◆ **Recorded information**
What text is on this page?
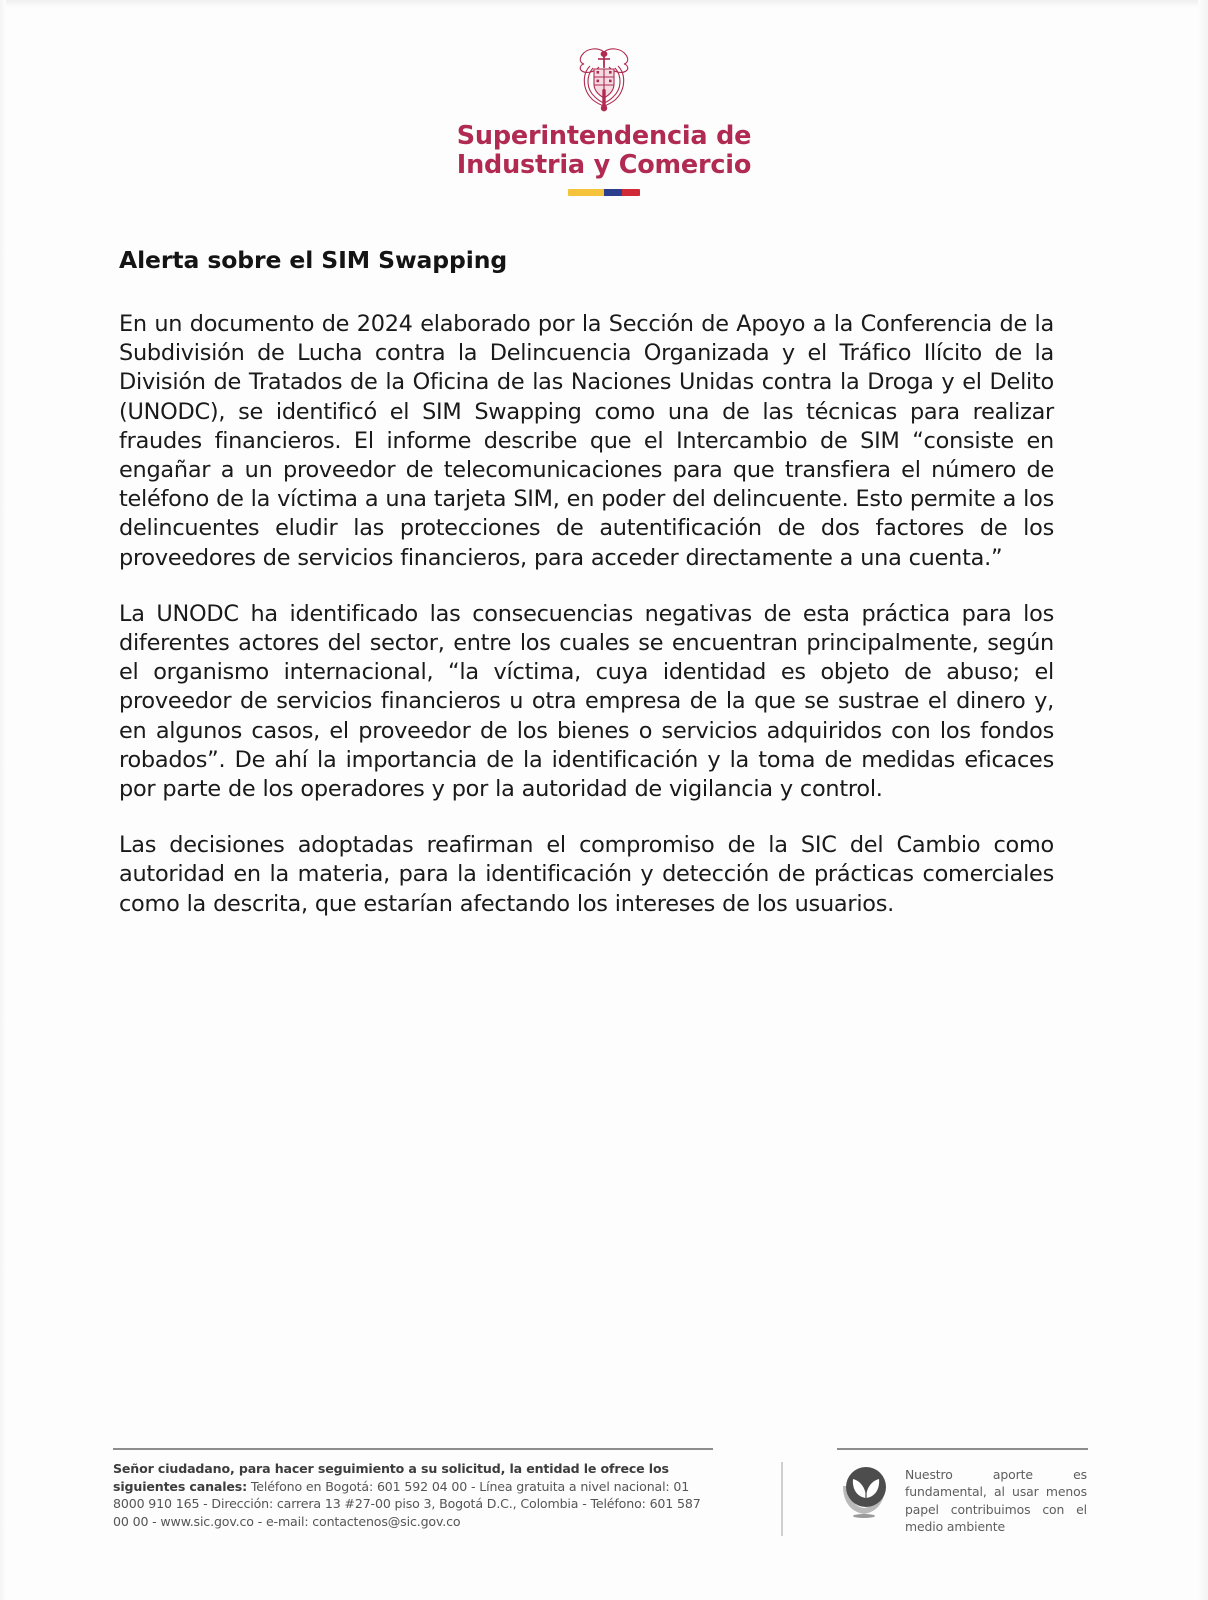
Superintendencia de
Industria y Comercio
Alerta sobre el SIM Swapping

En un documento de 2024 elaborado por la Sección de Apoyo a la Conferencia de la Subdivisión de Lucha contra la Delincuencia Organizada y el Tráfico Ilícito de la División de Tratados de la Oficina de las Naciones Unidas contra la Droga y el Delito (UNODC), se identificó el SIM Swapping como una de las técnicas para realizar fraudes financieros. El informe describe que el Intercambio de SIM “consiste en engañar a un proveedor de telecomunicaciones para que transfiera el número de teléfono de la víctima a una tarjeta SIM, en poder del delincuente. Esto permite a los delincuentes eludir las protecciones de autentificación de dos factores de los proveedores de servicios financieros, para acceder directamente a una cuenta.”

La UNODC ha identificado las consecuencias negativas de esta práctica para los diferentes actores del sector, entre los cuales se encuentran principalmente, según el organismo internacional, “la víctima, cuya identidad es objeto de abuso; el proveedor de servicios financieros u otra empresa de la que se sustrae el dinero y, en algunos casos, el proveedor de los bienes o servicios adquiridos con los fondos robados”. De ahí la importancia de la identificación y la toma de medidas eficaces por parte de los operadores y por la autoridad de vigilancia y control.

Las decisiones adoptadas reafirman el compromiso de la SIC del Cambio como autoridad en la materia, para la identificación y detección de prácticas comerciales como la descrita, que estarían afectando los intereses de los usuarios.

Señor ciudadano, para hacer seguimiento a su solicitud, la entidad le ofrece los siguientes canales: Teléfono en Bogotá: 601 592 04 00 - Línea gratuita a nivel nacional: 01 8000 910 165 - Dirección: carrera 13 #27-00 piso 3, Bogotá D.C., Colombia - Teléfono: 601 587 00 00 - www.sic.gov.co - e-mail: contactenos@sic.gov.co
Nuestro aporte es fundamental, al usar menos papel contribuimos con el medio ambiente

◆ **Given request**
Copy every line above word for word and exclude the pictures.

◆ **Complete output**
What text is on this page?
Superintendencia de
Industria y Comercio
Alerta sobre el SIM Swapping

En un documento de 2024 elaborado por la Sección de Apoyo a la Conferencia de la Subdivisión de Lucha contra la Delincuencia Organizada y el Tráfico Ilícito de la División de Tratados de la Oficina de las Naciones Unidas contra la Droga y el Delito (UNODC), se identificó el SIM Swapping como una de las técnicas para realizar fraudes financieros. El informe describe que el Intercambio de SIM “consiste en engañar a un proveedor de telecomunicaciones para que transfiera el número de teléfono de la víctima a una tarjeta SIM, en poder del delincuente. Esto permite a los delincuentes eludir las protecciones de autentificación de dos factores de los proveedores de servicios financieros, para acceder directamente a una cuenta.”

La UNODC ha identificado las consecuencias negativas de esta práctica para los diferentes actores del sector, entre los cuales se encuentran principalmente, según el organismo internacional, “la víctima, cuya identidad es objeto de abuso; el proveedor de servicios financieros u otra empresa de la que se sustrae el dinero y, en algunos casos, el proveedor de los bienes o servicios adquiridos con los fondos robados”. De ahí la importancia de la identificación y la toma de medidas eficaces por parte de los operadores y por la autoridad de vigilancia y control.

Las decisiones adoptadas reafirman el compromiso de la SIC del Cambio como autoridad en la materia, para la identificación y detección de prácticas comerciales como la descrita, que estarían afectando los intereses de los usuarios.

Señor ciudadano, para hacer seguimiento a su solicitud, la entidad le ofrece los siguientes canales: Teléfono en Bogotá: 601 592 04 00 - Línea gratuita a nivel nacional: 01 8000 910 165 - Dirección: carrera 13 #27-00 piso 3, Bogotá D.C., Colombia - Teléfono: 601 587 00 00 - www.sic.gov.co - e-mail: contactenos@sic.gov.co
Nuestro aporte es fundamental, al usar menos papel contribuimos con el medio ambiente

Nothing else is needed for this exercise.